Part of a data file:
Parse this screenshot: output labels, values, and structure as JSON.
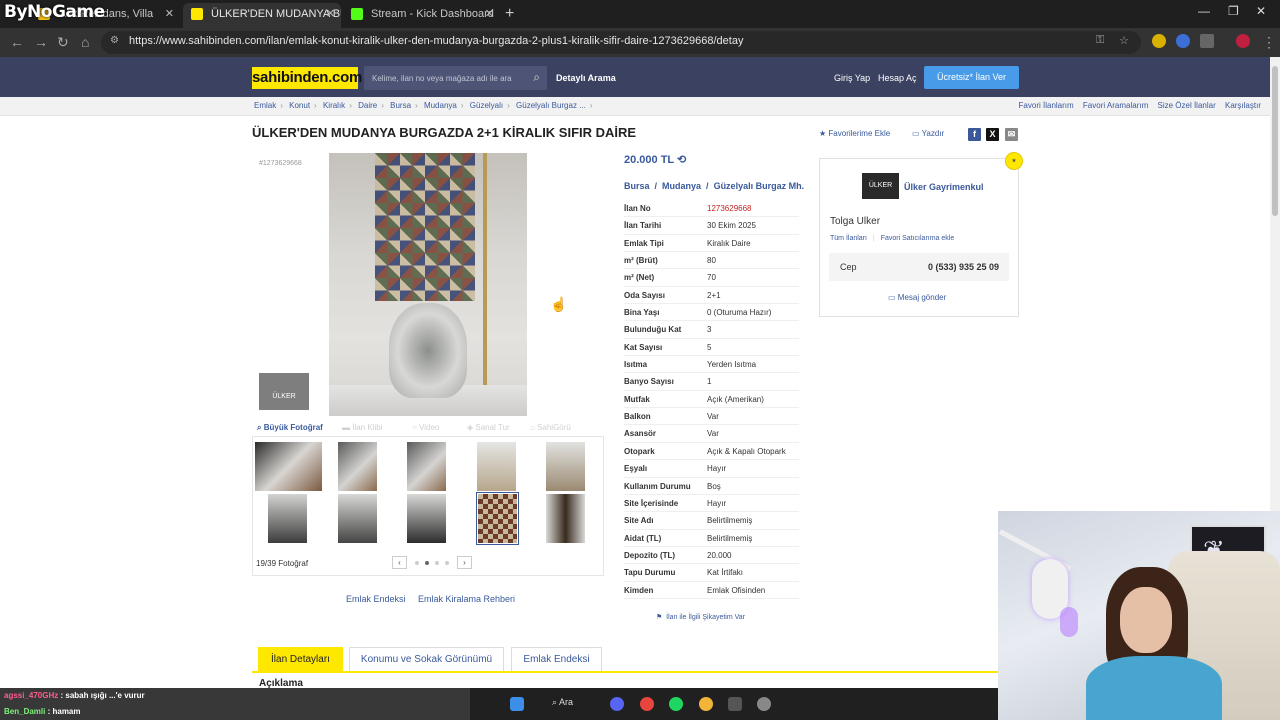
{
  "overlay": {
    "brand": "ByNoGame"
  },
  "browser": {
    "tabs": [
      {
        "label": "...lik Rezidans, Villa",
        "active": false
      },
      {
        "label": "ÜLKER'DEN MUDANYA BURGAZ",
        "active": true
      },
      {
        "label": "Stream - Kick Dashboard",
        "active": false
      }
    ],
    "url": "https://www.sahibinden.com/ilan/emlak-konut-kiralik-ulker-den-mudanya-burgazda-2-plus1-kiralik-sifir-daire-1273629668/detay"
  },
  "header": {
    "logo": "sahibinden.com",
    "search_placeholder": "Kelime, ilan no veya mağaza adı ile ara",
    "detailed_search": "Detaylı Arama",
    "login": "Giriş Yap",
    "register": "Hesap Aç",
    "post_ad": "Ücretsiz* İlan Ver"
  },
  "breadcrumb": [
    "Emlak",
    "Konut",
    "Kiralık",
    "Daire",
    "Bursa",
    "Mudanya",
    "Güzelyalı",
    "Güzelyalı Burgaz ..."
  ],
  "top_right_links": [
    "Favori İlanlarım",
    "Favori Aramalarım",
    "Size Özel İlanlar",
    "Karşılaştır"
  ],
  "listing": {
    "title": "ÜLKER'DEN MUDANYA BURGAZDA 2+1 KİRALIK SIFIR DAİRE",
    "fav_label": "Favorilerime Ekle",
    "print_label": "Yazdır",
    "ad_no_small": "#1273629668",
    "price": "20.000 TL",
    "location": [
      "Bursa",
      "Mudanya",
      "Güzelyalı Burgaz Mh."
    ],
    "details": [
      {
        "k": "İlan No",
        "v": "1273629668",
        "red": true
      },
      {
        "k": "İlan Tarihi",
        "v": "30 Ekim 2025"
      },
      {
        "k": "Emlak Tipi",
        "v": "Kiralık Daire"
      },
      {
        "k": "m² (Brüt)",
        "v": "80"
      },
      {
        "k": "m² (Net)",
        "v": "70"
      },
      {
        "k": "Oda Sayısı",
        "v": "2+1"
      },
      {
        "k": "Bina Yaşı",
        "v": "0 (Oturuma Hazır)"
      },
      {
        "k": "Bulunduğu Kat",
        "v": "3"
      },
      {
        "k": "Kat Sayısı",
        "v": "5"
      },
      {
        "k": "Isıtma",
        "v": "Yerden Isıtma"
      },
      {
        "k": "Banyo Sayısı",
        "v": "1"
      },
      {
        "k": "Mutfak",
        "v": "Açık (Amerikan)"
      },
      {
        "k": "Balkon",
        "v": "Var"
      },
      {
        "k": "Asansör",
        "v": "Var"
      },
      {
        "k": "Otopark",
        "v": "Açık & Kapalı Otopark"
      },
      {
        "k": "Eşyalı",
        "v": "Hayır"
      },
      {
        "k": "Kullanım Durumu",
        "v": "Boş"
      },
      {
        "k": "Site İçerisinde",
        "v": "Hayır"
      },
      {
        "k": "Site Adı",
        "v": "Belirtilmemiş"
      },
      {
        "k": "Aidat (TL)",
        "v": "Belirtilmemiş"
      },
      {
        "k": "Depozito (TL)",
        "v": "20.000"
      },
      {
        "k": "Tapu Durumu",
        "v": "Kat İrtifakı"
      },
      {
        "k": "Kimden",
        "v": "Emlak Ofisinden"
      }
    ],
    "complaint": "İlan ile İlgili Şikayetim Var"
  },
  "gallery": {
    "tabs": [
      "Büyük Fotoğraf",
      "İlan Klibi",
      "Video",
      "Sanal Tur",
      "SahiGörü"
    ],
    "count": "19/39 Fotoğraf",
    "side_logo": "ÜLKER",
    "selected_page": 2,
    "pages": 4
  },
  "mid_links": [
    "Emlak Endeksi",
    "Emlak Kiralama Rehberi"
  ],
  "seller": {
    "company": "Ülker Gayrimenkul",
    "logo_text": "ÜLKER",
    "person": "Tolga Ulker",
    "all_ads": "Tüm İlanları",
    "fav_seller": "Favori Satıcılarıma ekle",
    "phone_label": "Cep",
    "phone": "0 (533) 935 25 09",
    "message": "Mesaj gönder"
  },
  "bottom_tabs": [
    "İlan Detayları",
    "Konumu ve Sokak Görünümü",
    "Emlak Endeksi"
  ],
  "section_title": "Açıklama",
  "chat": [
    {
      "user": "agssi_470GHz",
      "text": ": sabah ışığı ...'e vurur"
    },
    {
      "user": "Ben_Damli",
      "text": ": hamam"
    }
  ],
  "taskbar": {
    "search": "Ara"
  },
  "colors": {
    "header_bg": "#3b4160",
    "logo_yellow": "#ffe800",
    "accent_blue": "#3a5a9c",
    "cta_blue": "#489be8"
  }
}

- GOAL OF THE EXERCISE -
Show each line in the entries that holds the string "sahibinden".

- RESPONSE BELOW -
    "url": "https://www.sahibinden.com/ilan/emlak-konut-kiralik-ulker-den-mudanya-burgazda-2-plus1-kiralik-sifir-daire-1273629668/detay"
    "logo": "sahibinden.com",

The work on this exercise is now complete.